INSTRUCTIONS TO FOLLOW: Find every line in the records below that holds the word "from" and copy it.

MATERIAL:

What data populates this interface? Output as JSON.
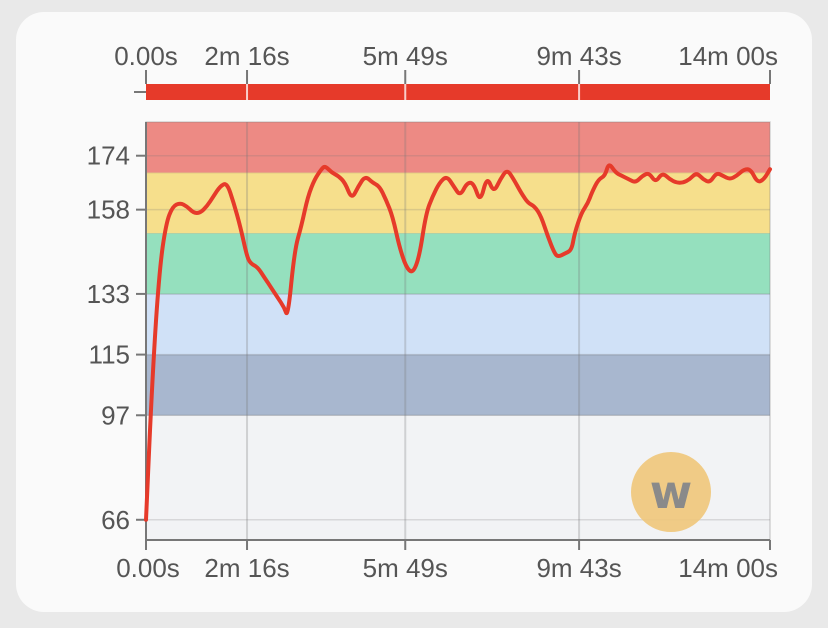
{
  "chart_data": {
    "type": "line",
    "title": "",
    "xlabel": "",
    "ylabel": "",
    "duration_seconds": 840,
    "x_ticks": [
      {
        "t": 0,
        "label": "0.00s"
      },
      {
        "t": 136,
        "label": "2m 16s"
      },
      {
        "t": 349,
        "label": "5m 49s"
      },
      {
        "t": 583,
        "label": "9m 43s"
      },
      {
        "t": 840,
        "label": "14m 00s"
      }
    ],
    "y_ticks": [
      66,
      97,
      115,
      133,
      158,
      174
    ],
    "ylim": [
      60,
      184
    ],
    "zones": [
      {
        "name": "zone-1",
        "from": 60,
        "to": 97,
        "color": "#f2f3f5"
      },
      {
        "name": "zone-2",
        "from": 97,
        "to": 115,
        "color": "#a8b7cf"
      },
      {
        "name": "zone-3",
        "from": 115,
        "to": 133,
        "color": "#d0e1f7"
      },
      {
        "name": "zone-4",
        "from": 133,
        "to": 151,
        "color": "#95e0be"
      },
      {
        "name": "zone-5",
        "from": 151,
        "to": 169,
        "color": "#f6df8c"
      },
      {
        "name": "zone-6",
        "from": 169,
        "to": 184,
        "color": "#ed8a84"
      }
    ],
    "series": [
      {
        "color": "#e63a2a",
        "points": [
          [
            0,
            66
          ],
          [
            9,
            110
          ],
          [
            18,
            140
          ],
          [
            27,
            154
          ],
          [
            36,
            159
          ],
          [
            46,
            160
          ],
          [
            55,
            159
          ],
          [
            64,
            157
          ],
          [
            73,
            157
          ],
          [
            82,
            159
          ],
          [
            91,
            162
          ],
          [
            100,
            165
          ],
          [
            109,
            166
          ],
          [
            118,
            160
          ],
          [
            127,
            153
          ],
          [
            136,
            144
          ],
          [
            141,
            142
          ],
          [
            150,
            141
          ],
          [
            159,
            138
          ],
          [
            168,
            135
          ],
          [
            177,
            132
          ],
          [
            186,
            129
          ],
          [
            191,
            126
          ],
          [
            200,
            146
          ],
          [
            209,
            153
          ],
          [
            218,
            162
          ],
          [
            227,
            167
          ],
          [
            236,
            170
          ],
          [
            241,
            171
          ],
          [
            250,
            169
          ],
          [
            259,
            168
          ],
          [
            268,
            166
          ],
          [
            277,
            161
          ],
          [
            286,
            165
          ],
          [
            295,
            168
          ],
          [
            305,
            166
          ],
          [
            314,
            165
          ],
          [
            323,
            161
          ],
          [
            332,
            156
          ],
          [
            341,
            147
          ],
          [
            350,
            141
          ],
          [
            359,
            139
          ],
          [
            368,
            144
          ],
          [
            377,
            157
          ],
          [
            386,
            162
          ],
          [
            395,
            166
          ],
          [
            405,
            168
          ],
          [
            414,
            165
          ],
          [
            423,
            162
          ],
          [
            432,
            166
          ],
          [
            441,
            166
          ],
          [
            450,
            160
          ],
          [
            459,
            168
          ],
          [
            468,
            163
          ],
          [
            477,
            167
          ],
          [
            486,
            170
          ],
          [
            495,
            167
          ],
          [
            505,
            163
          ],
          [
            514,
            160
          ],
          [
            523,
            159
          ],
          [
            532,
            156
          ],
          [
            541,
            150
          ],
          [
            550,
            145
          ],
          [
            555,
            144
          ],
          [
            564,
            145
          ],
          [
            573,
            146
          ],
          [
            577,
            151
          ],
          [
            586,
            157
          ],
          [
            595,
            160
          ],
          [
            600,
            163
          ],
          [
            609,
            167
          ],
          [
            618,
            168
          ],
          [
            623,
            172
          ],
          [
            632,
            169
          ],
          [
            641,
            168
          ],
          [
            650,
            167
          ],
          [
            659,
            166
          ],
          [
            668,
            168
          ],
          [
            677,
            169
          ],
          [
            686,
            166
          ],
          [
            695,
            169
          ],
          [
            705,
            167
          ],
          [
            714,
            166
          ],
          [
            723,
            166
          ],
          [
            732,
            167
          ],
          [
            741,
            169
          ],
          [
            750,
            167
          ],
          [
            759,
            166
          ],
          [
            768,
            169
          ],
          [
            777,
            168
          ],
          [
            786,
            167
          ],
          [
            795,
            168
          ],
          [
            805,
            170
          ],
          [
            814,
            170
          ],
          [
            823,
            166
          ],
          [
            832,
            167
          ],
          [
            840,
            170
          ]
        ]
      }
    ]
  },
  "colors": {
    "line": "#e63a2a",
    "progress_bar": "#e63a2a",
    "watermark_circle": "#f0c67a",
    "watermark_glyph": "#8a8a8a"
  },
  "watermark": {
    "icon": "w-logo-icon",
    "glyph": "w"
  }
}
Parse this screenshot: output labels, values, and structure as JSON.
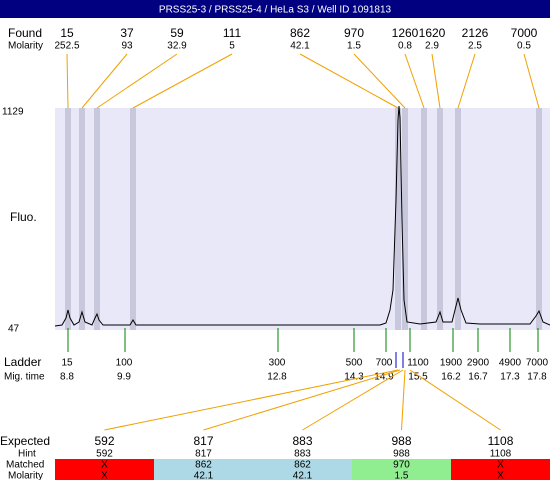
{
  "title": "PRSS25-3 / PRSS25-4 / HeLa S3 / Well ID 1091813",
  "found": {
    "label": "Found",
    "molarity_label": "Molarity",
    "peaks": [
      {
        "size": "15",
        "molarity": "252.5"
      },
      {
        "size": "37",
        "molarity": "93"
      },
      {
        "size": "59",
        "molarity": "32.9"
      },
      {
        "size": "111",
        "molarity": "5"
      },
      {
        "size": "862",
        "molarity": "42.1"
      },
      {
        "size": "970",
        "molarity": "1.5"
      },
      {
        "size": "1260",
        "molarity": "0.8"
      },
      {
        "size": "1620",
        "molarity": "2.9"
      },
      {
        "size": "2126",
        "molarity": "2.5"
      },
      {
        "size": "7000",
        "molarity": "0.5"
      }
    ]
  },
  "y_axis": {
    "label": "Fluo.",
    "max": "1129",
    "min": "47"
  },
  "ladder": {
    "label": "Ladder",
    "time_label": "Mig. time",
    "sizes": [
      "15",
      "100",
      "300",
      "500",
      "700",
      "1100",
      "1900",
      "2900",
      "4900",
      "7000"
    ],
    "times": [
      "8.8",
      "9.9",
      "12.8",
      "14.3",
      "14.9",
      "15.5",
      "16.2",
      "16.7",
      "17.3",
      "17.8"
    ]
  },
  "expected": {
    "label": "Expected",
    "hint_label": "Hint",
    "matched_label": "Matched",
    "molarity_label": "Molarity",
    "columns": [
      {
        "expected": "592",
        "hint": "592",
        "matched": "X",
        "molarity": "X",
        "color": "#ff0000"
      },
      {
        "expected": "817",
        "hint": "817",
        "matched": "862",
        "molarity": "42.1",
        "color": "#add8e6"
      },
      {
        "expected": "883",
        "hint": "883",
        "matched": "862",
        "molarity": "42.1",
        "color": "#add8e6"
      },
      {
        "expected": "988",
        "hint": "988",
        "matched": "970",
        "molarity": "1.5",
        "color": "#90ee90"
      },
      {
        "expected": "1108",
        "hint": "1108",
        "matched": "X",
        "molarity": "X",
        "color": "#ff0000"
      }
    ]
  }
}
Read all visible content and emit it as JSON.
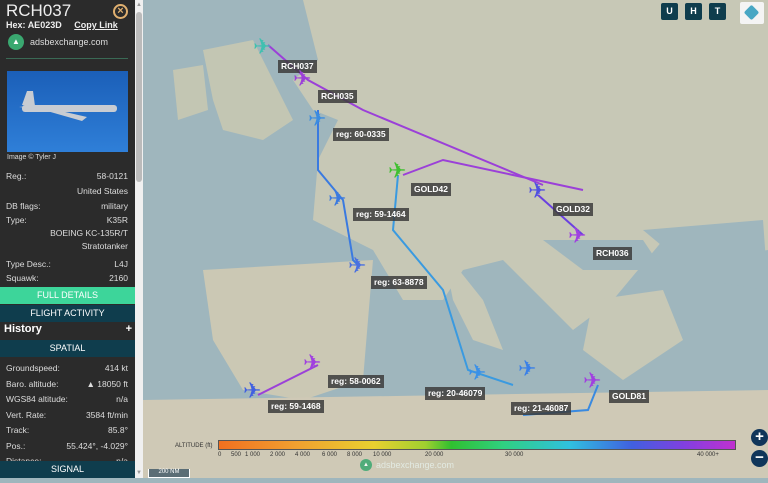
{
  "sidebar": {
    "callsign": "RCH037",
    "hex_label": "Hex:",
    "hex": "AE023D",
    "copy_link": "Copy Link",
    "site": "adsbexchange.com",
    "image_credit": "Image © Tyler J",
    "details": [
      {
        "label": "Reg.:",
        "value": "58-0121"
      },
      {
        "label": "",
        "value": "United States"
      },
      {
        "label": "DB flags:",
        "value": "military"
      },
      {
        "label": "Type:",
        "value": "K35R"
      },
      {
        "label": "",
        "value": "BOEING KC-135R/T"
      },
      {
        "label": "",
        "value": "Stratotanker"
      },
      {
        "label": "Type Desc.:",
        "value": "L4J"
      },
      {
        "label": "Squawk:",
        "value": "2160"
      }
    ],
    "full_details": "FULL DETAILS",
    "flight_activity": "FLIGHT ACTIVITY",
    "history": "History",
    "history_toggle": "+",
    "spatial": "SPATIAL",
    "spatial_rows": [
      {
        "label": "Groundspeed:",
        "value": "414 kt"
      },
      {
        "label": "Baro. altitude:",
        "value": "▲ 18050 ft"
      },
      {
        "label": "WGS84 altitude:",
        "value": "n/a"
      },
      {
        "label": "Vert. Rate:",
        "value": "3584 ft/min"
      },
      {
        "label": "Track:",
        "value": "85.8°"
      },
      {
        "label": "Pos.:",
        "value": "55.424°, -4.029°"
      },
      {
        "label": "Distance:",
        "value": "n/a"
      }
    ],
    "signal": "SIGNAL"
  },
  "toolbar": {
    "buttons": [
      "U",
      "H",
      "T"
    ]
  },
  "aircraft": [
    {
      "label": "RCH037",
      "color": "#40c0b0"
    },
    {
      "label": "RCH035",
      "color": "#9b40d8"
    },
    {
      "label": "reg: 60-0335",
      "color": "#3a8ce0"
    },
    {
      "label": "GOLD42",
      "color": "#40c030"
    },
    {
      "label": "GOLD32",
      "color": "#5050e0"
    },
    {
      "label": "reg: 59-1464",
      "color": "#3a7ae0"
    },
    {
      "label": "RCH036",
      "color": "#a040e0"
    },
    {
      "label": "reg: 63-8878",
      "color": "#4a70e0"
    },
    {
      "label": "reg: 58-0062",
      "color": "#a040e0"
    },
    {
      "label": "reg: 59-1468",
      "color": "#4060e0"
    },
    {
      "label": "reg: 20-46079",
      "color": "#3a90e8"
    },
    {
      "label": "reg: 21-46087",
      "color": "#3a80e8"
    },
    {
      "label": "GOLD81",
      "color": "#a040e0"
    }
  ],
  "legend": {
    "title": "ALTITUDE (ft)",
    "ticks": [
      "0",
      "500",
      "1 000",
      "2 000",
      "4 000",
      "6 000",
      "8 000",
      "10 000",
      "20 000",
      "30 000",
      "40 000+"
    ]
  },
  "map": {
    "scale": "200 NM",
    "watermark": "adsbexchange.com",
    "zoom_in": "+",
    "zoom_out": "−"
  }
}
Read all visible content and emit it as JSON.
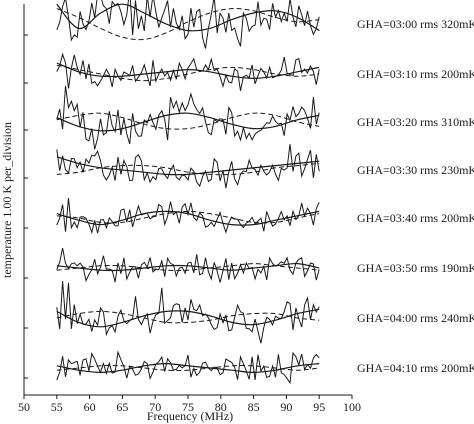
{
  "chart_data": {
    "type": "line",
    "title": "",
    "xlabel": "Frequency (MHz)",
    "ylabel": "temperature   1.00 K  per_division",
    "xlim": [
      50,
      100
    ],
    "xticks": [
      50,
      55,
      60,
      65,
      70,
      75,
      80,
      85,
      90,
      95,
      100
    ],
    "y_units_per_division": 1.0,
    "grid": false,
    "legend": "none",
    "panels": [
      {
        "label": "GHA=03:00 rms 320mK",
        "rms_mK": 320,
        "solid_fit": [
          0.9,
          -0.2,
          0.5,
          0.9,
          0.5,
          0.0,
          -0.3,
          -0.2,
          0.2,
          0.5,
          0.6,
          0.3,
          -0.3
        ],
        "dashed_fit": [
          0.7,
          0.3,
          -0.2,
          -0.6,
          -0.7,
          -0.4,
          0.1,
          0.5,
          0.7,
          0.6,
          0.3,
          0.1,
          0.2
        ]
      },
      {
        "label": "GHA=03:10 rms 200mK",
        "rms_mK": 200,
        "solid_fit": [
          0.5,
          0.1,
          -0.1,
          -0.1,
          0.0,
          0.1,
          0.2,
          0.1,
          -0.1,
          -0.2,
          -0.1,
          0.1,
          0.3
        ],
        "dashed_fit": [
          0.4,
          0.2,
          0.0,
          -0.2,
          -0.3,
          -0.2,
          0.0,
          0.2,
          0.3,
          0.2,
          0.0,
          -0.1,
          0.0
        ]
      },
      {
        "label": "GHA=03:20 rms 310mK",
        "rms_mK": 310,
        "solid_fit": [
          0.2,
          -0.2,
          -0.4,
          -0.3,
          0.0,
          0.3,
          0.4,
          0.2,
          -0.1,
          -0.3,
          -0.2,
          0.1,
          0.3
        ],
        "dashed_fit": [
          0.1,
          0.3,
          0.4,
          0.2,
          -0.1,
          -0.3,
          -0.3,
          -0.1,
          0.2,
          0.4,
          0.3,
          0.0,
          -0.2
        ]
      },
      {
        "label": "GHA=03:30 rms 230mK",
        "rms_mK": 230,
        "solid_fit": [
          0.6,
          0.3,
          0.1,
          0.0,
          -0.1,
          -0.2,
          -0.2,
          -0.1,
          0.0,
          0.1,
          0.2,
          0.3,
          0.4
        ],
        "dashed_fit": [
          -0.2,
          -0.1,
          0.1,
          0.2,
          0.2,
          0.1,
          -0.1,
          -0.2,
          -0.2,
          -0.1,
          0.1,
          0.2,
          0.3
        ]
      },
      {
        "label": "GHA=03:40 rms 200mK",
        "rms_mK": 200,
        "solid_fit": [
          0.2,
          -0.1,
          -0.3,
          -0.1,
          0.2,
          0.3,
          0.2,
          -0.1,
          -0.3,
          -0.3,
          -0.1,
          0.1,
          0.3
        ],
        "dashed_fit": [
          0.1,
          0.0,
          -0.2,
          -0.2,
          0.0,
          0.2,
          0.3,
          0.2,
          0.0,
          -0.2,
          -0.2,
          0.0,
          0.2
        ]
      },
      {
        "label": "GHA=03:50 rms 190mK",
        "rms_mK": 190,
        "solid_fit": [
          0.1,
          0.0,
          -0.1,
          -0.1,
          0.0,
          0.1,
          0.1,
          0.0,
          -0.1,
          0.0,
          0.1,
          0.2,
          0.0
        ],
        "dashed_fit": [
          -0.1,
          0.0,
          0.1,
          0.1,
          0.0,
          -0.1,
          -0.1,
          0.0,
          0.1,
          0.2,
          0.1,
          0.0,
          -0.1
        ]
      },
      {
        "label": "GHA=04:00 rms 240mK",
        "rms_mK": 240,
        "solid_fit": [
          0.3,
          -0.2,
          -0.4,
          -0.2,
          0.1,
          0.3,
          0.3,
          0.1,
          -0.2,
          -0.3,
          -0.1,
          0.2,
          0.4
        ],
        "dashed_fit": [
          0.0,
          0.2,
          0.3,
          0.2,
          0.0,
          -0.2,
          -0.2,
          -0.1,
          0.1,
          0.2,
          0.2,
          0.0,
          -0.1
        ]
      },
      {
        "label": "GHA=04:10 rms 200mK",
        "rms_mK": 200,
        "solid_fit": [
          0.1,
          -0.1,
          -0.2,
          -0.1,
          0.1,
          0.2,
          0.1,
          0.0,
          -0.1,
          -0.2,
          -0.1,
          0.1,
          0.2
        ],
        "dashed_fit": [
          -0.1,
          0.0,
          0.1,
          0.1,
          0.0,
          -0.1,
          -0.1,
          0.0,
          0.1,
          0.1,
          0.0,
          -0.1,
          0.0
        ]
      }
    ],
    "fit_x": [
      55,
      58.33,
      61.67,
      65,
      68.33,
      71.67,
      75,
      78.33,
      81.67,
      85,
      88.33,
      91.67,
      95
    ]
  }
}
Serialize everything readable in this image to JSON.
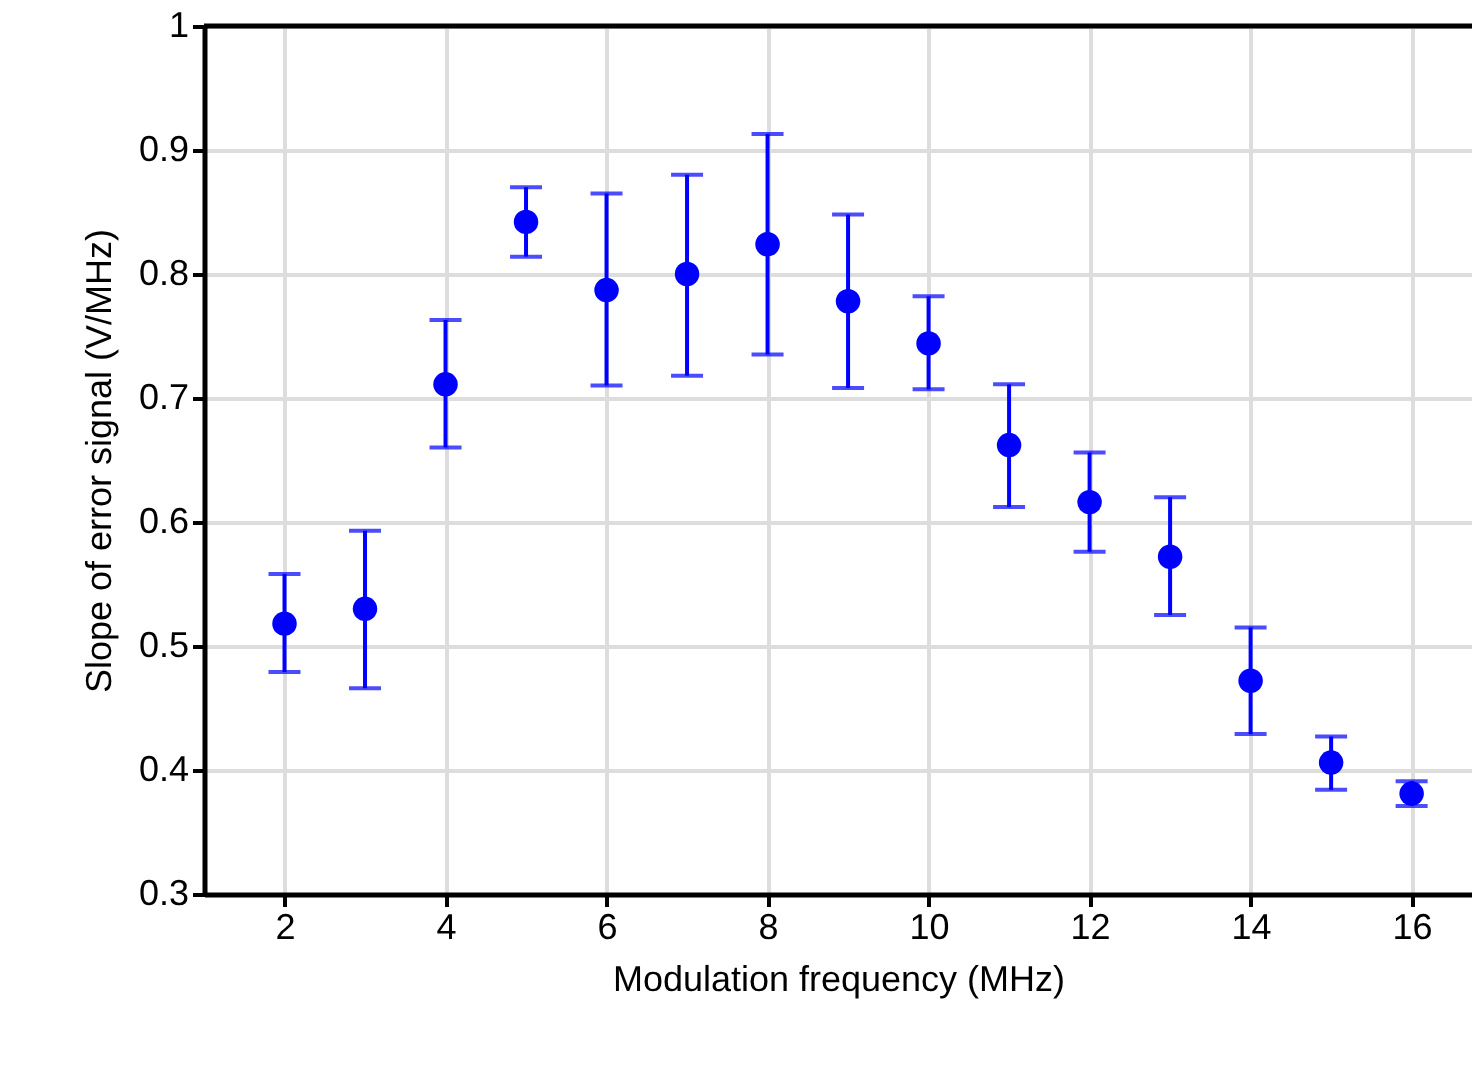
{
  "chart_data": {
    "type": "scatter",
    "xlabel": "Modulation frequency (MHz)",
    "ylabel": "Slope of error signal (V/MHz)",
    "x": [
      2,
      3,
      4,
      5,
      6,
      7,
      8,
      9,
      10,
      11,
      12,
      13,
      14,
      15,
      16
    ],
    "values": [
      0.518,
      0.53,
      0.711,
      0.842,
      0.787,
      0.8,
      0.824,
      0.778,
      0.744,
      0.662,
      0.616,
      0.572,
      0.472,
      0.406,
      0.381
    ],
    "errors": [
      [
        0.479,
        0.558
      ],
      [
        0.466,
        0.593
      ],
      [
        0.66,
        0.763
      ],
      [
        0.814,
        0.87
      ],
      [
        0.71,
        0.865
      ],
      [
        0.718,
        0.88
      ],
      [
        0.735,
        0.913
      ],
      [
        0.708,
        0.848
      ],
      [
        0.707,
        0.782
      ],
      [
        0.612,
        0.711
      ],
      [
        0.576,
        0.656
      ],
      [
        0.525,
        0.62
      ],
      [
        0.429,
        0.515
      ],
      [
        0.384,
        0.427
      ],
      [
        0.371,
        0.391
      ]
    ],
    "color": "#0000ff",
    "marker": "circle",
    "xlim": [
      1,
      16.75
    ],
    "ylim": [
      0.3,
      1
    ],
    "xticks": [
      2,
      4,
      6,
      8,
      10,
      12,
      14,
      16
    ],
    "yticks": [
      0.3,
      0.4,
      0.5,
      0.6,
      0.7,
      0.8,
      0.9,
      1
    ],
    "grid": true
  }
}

RESPONSE FOR THIS EXERCISE:
        "from": 60,
        "from": 97,
        "from": 115,
        "from": 133,
        "from": 151,
        "from": 169,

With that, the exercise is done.